▸ What is asked: Output the records. Match them exactly.
§ §
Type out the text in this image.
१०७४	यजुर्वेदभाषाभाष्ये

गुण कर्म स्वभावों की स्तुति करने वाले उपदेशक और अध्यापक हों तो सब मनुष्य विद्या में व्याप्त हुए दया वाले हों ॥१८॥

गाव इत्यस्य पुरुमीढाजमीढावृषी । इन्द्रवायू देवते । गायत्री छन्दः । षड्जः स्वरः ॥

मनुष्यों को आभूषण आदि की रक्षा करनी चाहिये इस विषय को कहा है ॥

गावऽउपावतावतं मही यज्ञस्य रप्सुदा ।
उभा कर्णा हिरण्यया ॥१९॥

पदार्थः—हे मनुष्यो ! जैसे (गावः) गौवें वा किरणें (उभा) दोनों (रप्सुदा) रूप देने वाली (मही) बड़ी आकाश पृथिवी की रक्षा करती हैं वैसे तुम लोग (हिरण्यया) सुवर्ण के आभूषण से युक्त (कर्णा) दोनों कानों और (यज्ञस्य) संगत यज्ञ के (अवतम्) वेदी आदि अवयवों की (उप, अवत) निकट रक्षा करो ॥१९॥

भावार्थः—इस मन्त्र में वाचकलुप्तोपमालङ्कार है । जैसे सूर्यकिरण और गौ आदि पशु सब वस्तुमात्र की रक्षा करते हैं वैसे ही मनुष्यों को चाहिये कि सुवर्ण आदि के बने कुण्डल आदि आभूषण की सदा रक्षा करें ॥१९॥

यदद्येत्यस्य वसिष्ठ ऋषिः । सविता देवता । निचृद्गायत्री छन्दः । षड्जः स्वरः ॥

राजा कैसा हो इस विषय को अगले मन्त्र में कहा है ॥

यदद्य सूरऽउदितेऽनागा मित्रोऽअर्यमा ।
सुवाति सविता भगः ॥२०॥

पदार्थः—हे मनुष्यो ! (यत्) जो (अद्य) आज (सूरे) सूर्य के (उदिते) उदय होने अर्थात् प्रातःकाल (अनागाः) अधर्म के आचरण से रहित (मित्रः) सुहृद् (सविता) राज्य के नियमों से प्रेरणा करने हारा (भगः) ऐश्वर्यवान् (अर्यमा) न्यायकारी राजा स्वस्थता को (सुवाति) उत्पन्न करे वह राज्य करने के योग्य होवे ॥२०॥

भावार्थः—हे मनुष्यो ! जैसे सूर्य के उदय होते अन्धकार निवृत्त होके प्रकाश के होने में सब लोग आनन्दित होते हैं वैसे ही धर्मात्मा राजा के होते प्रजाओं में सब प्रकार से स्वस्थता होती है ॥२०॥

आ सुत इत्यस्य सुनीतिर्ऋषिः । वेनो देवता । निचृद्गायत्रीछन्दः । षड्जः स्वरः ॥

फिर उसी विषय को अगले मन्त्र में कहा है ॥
§ §
▸ Response to the task:
Type out the text in this image.
१०७४	यजुर्वेदभाषाभाष्ये

गुण कर्म स्वभावों की स्तुति करने वाले उपदेशक और अध्यापक हों तो सब मनुष्य विद्या में व्याप्त हुए दया वाले हों ॥१८॥

गाव इत्यस्य पुरुमीढाजमीढावृषी । इन्द्रवायू देवते । गायत्री छन्दः । षड्जः स्वरः ॥

मनुष्यों को आभूषण आदि की रक्षा करनी चाहिये इस विषय को कहा है ॥

गावऽउपावतावतं मही यज्ञस्य रप्सुदा ।
उभा कर्णा हिरण्यया ॥१९॥

पदार्थः—हे मनुष्यो ! जैसे (गावः) गौवें वा किरणें (उभा) दोनों (रप्सुदा) रूप देने वाली (मही) बड़ी आकाश पृथिवी की रक्षा करती हैं वैसे तुम लोग (हिरण्यया) सुवर्ण के आभूषण से युक्त (कर्णा) दोनों कानों और (यज्ञस्य) संगत यज्ञ के (अवतम्) वेदी आदि अवयवों की (उप, अवत) निकट रक्षा करो ॥१९॥

भावार्थः—इस मन्त्र में वाचकलुप्तोपमालङ्कार है । जैसे सूर्यकिरण और गौ आदि पशु सब वस्तुमात्र की रक्षा करते हैं वैसे ही मनुष्यों को चाहिये कि सुवर्ण आदि के बने कुण्डल आदि आभूषण की सदा रक्षा करें ॥१९॥

यदद्येत्यस्य वसिष्ठ ऋषिः । सविता देवता । निचृद्गायत्री छन्दः । षड्जः स्वरः ॥

राजा कैसा हो इस विषय को अगले मन्त्र में कहा है ॥

यदद्य सूरऽउदितेऽनागा मित्रोऽअर्यमा ।
सुवाति सविता भगः ॥२०॥

पदार्थः—हे मनुष्यो ! (यत्) जो (अद्य) आज (सूरे) सूर्य के (उदिते) उदय होने अर्थात् प्रातःकाल (अनागाः) अधर्म के आचरण से रहित (मित्रः) सुहृद् (सविता) राज्य के नियमों से प्रेरणा करने हारा (भगः) ऐश्वर्यवान् (अर्यमा) न्यायकारी राजा स्वस्थता को (सुवाति) उत्पन्न करे वह राज्य करने के योग्य होवे ॥२०॥

भावार्थः—हे मनुष्यो ! जैसे सूर्य के उदय होते अन्धकार निवृत्त होके प्रकाश के होने में सब लोग आनन्दित होते हैं वैसे ही धर्मात्मा राजा के होते प्रजाओं में सब प्रकार से स्वस्थता होती है ॥२०॥

आ सुत इत्यस्य सुनीतिर्ऋषिः । वेनो देवता । निचृद्गायत्रीछन्दः । षड्जः स्वरः ॥

फिर उसी विषय को अगले मन्त्र में कहा है ॥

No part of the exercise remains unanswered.